**Extracted entries**

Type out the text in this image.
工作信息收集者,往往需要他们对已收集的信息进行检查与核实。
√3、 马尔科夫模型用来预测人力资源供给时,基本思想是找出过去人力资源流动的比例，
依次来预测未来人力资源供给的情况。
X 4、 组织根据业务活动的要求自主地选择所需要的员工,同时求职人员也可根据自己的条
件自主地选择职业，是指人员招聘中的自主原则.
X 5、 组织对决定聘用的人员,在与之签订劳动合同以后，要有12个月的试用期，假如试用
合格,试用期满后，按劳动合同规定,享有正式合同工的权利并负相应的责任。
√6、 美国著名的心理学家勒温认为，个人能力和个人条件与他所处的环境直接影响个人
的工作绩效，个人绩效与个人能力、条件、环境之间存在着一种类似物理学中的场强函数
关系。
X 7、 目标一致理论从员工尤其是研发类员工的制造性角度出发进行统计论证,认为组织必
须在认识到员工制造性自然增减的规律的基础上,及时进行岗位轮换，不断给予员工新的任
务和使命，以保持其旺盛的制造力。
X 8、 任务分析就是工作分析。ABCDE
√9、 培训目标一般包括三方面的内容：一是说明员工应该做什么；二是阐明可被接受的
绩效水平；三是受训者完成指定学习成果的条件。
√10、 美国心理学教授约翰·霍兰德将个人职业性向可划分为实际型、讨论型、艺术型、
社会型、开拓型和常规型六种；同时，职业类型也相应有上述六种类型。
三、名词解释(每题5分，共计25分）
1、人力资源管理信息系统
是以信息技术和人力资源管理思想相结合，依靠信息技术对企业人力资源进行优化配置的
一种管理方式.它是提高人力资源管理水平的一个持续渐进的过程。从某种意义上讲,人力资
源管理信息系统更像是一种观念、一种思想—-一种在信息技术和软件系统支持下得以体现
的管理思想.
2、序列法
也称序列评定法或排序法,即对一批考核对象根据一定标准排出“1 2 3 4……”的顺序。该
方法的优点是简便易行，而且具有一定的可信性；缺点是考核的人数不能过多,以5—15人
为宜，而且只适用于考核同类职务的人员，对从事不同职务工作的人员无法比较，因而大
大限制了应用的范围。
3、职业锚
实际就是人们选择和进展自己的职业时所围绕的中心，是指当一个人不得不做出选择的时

**What to work on**
Retype the data exactly as given.

**Written response**
Type out the text in this image.
工作信息收集者,往往需要他们对已收集的信息进行检查与核实。
√3、 马尔科夫模型用来预测人力资源供给时,基本思想是找出过去人力资源流动的比例，
依次来预测未来人力资源供给的情况。
X 4、 组织根据业务活动的要求自主地选择所需要的员工,同时求职人员也可根据自己的条
件自主地选择职业，是指人员招聘中的自主原则.
X 5、 组织对决定聘用的人员,在与之签订劳动合同以后，要有12个月的试用期，假如试用
合格,试用期满后，按劳动合同规定,享有正式合同工的权利并负相应的责任。
√6、 美国著名的心理学家勒温认为，个人能力和个人条件与他所处的环境直接影响个人
的工作绩效，个人绩效与个人能力、条件、环境之间存在着一种类似物理学中的场强函数
关系。
X 7、 目标一致理论从员工尤其是研发类员工的制造性角度出发进行统计论证,认为组织必
须在认识到员工制造性自然增减的规律的基础上,及时进行岗位轮换，不断给予员工新的任
务和使命，以保持其旺盛的制造力。
X 8、 任务分析就是工作分析。ABCDE
√9、 培训目标一般包括三方面的内容：一是说明员工应该做什么；二是阐明可被接受的
绩效水平；三是受训者完成指定学习成果的条件。
√10、 美国心理学教授约翰·霍兰德将个人职业性向可划分为实际型、讨论型、艺术型、
社会型、开拓型和常规型六种；同时，职业类型也相应有上述六种类型。
三、名词解释(每题5分，共计25分）
1、人力资源管理信息系统
是以信息技术和人力资源管理思想相结合，依靠信息技术对企业人力资源进行优化配置的
一种管理方式.它是提高人力资源管理水平的一个持续渐进的过程。从某种意义上讲,人力资
源管理信息系统更像是一种观念、一种思想—-一种在信息技术和软件系统支持下得以体现
的管理思想.
2、序列法
也称序列评定法或排序法,即对一批考核对象根据一定标准排出“1 2 3 4……”的顺序。该
方法的优点是简便易行，而且具有一定的可信性；缺点是考核的人数不能过多,以5—15人
为宜，而且只适用于考核同类职务的人员，对从事不同职务工作的人员无法比较，因而大
大限制了应用的范围。
3、职业锚
实际就是人们选择和进展自己的职业时所围绕的中心，是指当一个人不得不做出选择的时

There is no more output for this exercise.